- Aim of the task: Retype the data below word for word, but leave out the pictures.

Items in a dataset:

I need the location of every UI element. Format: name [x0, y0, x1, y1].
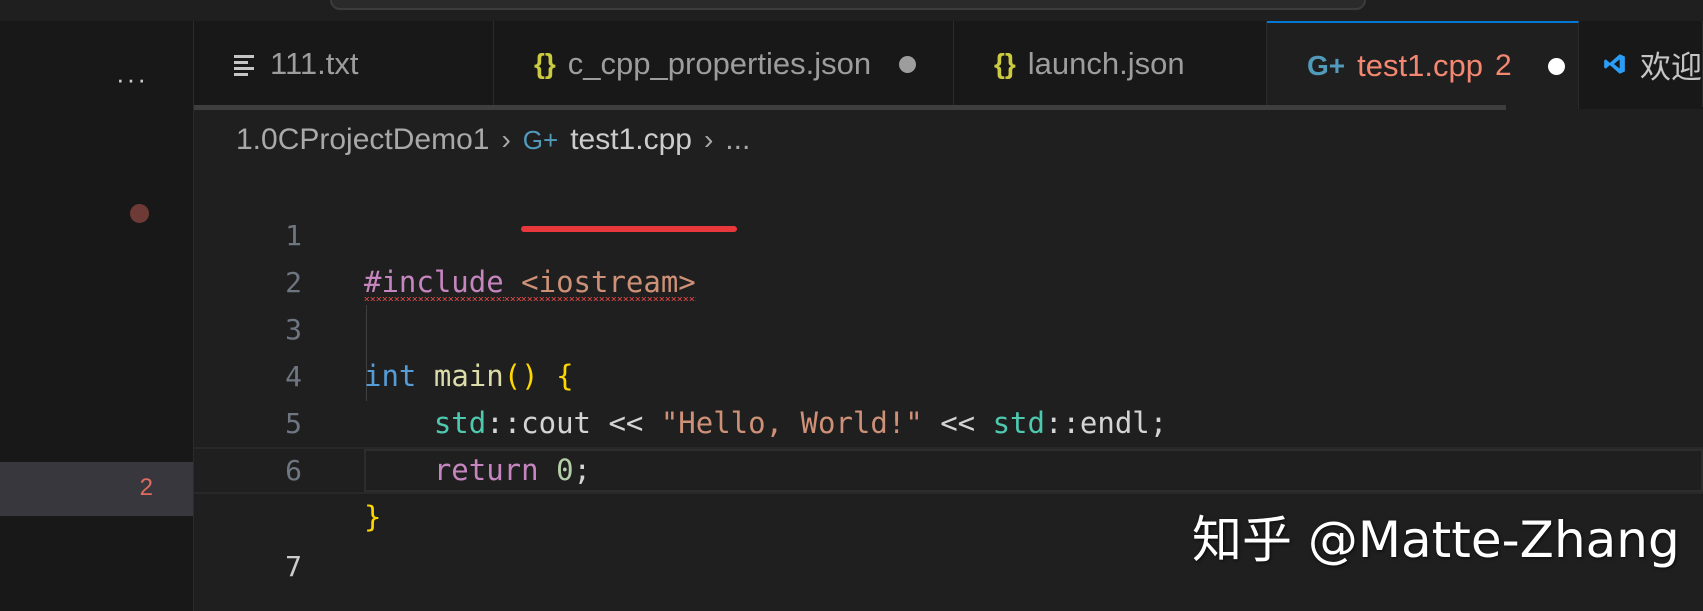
- text-file-icon: [234, 53, 254, 76]
- line-number: 7: [285, 550, 302, 583]
- tab-problem-count: 2: [1494, 49, 1512, 82]
- title-bar: [0, 0, 1703, 22]
- tab-scrollbar[interactable]: [194, 105, 1506, 110]
- code-line[interactable]: 2: [194, 212, 1703, 299]
- json-braces-icon: {}: [534, 48, 556, 79]
- tab-label: launch.json: [1027, 46, 1185, 81]
- problems-row[interactable]: 2: [0, 462, 193, 516]
- vscode-logo-icon: [1604, 54, 1625, 74]
- tab-launch-json[interactable]: {} launch.json: [954, 21, 1267, 107]
- chevron-right-icon: ›: [703, 124, 714, 155]
- unsaved-dot-icon[interactable]: [899, 55, 917, 73]
- problem-count-badge: 2: [139, 474, 153, 501]
- code-line[interactable]: 1 #include <iostream>: [194, 165, 1703, 299]
- chevron-right-icon: ›: [501, 124, 511, 155]
- close-brace: }: [364, 500, 382, 534]
- breadcrumb-file[interactable]: test1.cpp: [570, 123, 692, 157]
- command-center-search[interactable]: [330, 0, 1366, 10]
- unsaved-dot-icon[interactable]: [1547, 57, 1565, 75]
- code-line[interactable]: 6 }: [194, 400, 1703, 534]
- code-line[interactable]: 5 return 0;: [194, 353, 1703, 487]
- current-code-line[interactable]: 7: [194, 447, 1703, 583]
- breadcrumb-folder[interactable]: 1.0CProjectDemo1: [236, 123, 489, 157]
- json-braces-icon: {}: [994, 48, 1016, 79]
- cpp-file-icon: G+: [522, 124, 559, 155]
- code-line[interactable]: 3 int main() {: [194, 259, 1703, 393]
- side-bar: ··· 2: [0, 21, 194, 611]
- tab-test1-cpp[interactable]: G+ test1.cpp 2: [1267, 21, 1579, 109]
- tab-label: 111.txt: [270, 46, 359, 81]
- tab-label: 欢迎: [1640, 49, 1702, 85]
- breadcrumb-symbols[interactable]: ...: [725, 123, 750, 157]
- line-content: }: [364, 494, 381, 541]
- tab-label: c_cpp_properties.json: [567, 46, 872, 81]
- breadcrumb: 1.0CProjectDemo1 › G+ test1.cpp › ...: [236, 120, 750, 160]
- tab-label: test1.cpp: [1357, 48, 1483, 83]
- tab-111-txt[interactable]: 111.txt: [194, 21, 494, 107]
- editor-tab-bar: 111.txt {} c_cpp_properties.json {} laun…: [194, 21, 1703, 110]
- more-actions-icon[interactable]: ···: [116, 66, 148, 92]
- annotation-underline: [521, 226, 737, 232]
- current-line-highlight: [364, 449, 1703, 492]
- watermark: 知乎 @Matte-Zhang: [1192, 511, 1680, 569]
- vscode-window: ··· 2 111.txt {} c_cpp_properties.json {…: [0, 0, 1703, 611]
- tab-welcome[interactable]: 欢迎: [1579, 21, 1703, 107]
- breakpoint-icon[interactable]: [130, 204, 149, 223]
- cpp-file-icon: G+: [1307, 50, 1346, 81]
- code-line[interactable]: 4 std::cout << "Hello, World!" << std::e…: [194, 306, 1703, 440]
- tab-c-cpp-properties-json[interactable]: {} c_cpp_properties.json: [494, 21, 954, 107]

- In response:
I need the location of every UI element. Format: name [x0, y0, x1, y1].
- text-file-icon: [234, 53, 254, 76]
- line-number: 7: [285, 550, 302, 583]
- tab-problem-count: 2: [1494, 49, 1512, 82]
- title-bar: [0, 0, 1703, 22]
- tab-scrollbar[interactable]: [194, 105, 1506, 110]
- code-line[interactable]: 2: [194, 212, 1703, 299]
- json-braces-icon: {}: [534, 48, 556, 79]
- tab-label: launch.json: [1027, 46, 1185, 81]
- problems-row[interactable]: 2: [0, 462, 193, 516]
- vscode-logo-icon: [1604, 54, 1625, 74]
- tab-launch-json[interactable]: {} launch.json: [954, 21, 1267, 107]
- chevron-right-icon: ›: [703, 124, 714, 155]
- unsaved-dot-icon[interactable]: [899, 55, 917, 73]
- problem-count-badge: 2: [139, 474, 153, 501]
- code-line[interactable]: 1 #include <iostream>: [194, 165, 1703, 299]
- chevron-right-icon: ›: [501, 124, 511, 155]
- close-brace: }: [364, 500, 382, 534]
- breadcrumb-file[interactable]: test1.cpp: [570, 123, 692, 157]
- command-center-search[interactable]: [330, 0, 1366, 10]
- unsaved-dot-icon[interactable]: [1547, 57, 1565, 75]
- code-line[interactable]: 6 }: [194, 400, 1703, 534]
- code-line[interactable]: 5 return 0;: [194, 353, 1703, 487]
- current-code-line[interactable]: 7: [194, 447, 1703, 583]
- breadcrumb-folder[interactable]: 1.0CProjectDemo1: [236, 123, 489, 157]
- json-braces-icon: {}: [994, 48, 1016, 79]
- cpp-file-icon: G+: [522, 124, 559, 155]
- code-line[interactable]: 3 int main() {: [194, 259, 1703, 393]
- side-bar: ··· 2: [0, 21, 194, 611]
- tab-test1-cpp[interactable]: G+ test1.cpp 2: [1267, 21, 1579, 109]
- tab-label: 111.txt: [270, 46, 359, 81]
- tab-label: 欢迎: [1640, 49, 1702, 85]
- breadcrumb-symbols[interactable]: ...: [725, 123, 750, 157]
- line-content: }: [364, 494, 381, 541]
- tab-label: c_cpp_properties.json: [567, 46, 872, 81]
- breadcrumb: 1.0CProjectDemo1 › G+ test1.cpp › ...: [236, 120, 750, 160]
- tab-label: test1.cpp: [1357, 48, 1483, 83]
- tab-111-txt[interactable]: 111.txt: [194, 21, 494, 107]
- editor-tab-bar: 111.txt {} c_cpp_properties.json {} laun…: [194, 21, 1703, 110]
- more-actions-icon[interactable]: ···: [116, 66, 148, 92]
- annotation-underline: [521, 226, 737, 232]
- current-line-highlight: [364, 449, 1703, 492]
- watermark: 知乎 @Matte-Zhang: [1192, 511, 1680, 569]
- vscode-window: ··· 2 111.txt {} c_cpp_properties.json {…: [0, 0, 1703, 611]
- tab-welcome[interactable]: 欢迎: [1579, 21, 1703, 107]
- breakpoint-icon[interactable]: [130, 204, 149, 223]
- cpp-file-icon: G+: [1307, 50, 1346, 81]
- code-line[interactable]: 4 std::cout << "Hello, World!" << std::e…: [194, 306, 1703, 440]
- tab-c-cpp-properties-json[interactable]: {} c_cpp_properties.json: [494, 21, 954, 107]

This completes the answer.